Task statement
Give the count of lines holding the string "свою" and nothing else.

**** Listed entries ****

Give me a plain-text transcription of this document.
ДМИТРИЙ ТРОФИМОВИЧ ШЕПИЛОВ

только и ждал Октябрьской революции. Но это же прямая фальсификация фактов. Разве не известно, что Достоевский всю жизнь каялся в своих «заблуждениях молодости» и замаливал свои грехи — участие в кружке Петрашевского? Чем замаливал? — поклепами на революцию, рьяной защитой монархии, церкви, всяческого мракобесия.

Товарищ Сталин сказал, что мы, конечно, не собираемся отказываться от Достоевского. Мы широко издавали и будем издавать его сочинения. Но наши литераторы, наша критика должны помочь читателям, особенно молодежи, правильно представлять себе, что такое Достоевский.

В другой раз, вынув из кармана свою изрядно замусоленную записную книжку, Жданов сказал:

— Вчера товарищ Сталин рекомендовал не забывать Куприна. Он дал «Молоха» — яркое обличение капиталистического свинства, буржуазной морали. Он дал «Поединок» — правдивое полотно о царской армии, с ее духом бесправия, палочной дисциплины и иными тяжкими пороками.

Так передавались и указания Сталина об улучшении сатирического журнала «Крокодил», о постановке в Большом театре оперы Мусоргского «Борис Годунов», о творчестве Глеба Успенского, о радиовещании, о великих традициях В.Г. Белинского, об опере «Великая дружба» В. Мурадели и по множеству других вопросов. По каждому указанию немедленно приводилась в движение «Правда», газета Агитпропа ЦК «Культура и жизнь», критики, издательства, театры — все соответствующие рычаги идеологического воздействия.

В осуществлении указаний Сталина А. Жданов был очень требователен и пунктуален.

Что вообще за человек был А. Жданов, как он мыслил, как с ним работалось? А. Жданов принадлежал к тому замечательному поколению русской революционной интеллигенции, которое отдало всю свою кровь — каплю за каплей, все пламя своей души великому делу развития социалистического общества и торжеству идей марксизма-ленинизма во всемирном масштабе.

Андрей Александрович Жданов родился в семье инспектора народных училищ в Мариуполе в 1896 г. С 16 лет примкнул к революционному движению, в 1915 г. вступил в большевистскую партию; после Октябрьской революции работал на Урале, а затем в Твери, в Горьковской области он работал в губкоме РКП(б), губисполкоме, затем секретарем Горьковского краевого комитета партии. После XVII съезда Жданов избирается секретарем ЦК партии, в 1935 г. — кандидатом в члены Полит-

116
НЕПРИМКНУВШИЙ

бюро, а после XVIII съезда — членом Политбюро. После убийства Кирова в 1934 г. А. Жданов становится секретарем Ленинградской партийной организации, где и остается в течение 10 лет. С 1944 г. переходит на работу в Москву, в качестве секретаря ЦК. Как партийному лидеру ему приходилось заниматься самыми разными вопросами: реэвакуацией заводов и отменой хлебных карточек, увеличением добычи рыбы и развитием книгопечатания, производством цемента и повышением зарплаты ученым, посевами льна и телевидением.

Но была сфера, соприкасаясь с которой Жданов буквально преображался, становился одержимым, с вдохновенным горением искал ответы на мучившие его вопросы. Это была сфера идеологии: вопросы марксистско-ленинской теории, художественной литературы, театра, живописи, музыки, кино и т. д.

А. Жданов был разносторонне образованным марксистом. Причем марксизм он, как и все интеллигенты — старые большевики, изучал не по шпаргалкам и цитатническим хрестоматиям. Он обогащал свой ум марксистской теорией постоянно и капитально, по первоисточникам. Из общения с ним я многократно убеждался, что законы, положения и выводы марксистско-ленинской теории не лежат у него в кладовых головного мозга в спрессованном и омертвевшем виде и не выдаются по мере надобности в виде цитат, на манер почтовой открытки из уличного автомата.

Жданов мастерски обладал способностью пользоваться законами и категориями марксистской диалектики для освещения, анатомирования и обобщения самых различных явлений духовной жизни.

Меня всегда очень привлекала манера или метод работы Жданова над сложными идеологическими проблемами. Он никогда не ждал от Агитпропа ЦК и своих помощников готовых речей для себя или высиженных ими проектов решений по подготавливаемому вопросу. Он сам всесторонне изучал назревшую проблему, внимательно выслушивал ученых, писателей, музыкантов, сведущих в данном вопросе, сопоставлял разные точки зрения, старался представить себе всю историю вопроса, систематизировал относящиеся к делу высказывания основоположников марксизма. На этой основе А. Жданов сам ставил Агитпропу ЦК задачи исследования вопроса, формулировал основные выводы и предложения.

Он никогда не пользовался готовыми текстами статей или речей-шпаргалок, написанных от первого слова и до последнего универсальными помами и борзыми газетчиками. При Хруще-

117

****
**** Listed entries ****

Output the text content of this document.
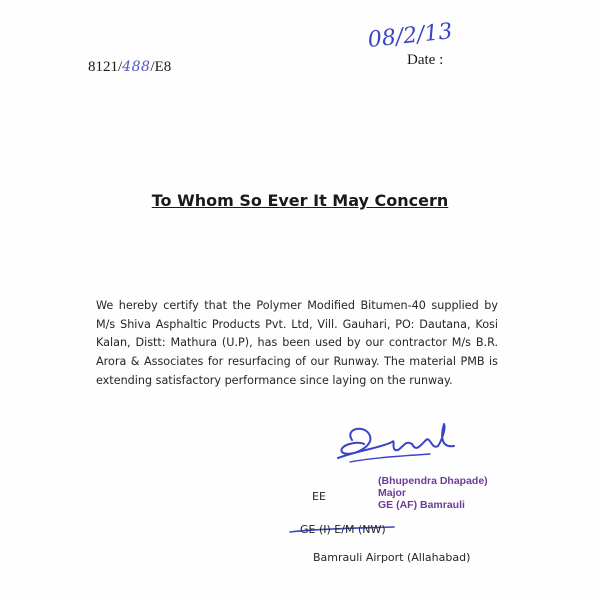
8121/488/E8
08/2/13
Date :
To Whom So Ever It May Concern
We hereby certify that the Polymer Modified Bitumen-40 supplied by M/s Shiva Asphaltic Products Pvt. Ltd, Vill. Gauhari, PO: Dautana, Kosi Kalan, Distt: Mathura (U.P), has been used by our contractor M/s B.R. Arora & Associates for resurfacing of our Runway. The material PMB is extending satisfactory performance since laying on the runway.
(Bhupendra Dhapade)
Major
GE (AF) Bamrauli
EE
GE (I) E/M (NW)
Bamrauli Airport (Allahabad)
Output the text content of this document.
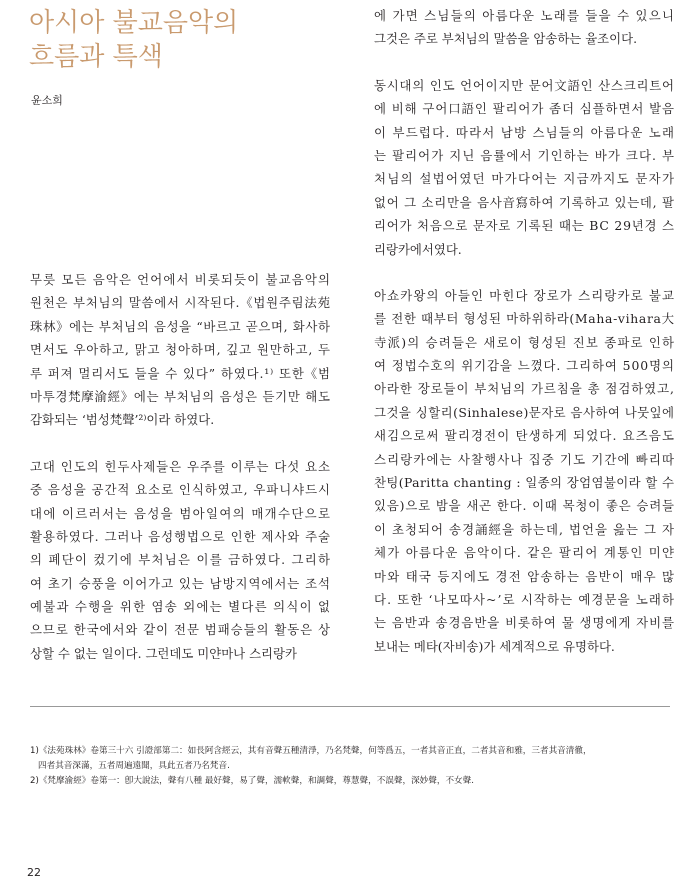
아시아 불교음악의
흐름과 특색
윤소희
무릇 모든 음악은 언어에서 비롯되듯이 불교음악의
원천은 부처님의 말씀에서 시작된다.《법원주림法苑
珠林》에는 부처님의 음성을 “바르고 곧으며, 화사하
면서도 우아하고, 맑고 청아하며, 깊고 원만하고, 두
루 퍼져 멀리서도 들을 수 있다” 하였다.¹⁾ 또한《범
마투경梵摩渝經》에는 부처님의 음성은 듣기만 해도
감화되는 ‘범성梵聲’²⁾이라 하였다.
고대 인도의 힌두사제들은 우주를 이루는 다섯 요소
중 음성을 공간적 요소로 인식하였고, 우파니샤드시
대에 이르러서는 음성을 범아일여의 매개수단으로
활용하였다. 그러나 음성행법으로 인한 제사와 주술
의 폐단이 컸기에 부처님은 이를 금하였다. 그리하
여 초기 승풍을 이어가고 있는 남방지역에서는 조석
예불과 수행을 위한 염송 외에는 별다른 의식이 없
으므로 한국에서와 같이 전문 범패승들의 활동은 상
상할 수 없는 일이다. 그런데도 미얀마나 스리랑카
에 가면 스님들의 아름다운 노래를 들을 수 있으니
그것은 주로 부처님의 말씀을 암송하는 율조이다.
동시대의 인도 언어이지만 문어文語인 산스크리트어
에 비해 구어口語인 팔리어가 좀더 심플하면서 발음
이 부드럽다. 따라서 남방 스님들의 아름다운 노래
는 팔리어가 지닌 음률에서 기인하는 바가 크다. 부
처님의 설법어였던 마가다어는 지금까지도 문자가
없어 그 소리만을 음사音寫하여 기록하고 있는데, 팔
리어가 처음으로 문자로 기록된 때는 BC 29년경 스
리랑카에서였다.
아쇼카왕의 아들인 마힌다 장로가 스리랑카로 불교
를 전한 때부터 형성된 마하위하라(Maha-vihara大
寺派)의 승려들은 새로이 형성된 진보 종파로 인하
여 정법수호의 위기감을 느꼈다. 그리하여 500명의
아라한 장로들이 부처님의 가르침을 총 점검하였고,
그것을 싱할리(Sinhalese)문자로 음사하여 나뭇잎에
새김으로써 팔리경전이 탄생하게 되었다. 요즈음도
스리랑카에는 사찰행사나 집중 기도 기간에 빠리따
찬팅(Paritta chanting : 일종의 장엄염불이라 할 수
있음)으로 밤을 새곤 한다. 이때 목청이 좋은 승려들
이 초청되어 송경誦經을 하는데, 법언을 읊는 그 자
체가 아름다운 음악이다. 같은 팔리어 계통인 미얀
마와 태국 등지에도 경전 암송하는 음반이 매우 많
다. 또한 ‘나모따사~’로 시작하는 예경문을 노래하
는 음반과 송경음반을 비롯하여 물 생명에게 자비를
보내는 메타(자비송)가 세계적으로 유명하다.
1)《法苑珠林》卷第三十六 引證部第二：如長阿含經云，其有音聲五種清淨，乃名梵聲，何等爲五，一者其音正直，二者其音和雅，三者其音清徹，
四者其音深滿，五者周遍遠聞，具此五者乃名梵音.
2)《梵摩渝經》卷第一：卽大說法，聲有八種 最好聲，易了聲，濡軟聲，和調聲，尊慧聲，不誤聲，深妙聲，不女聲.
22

****

Expected answer
2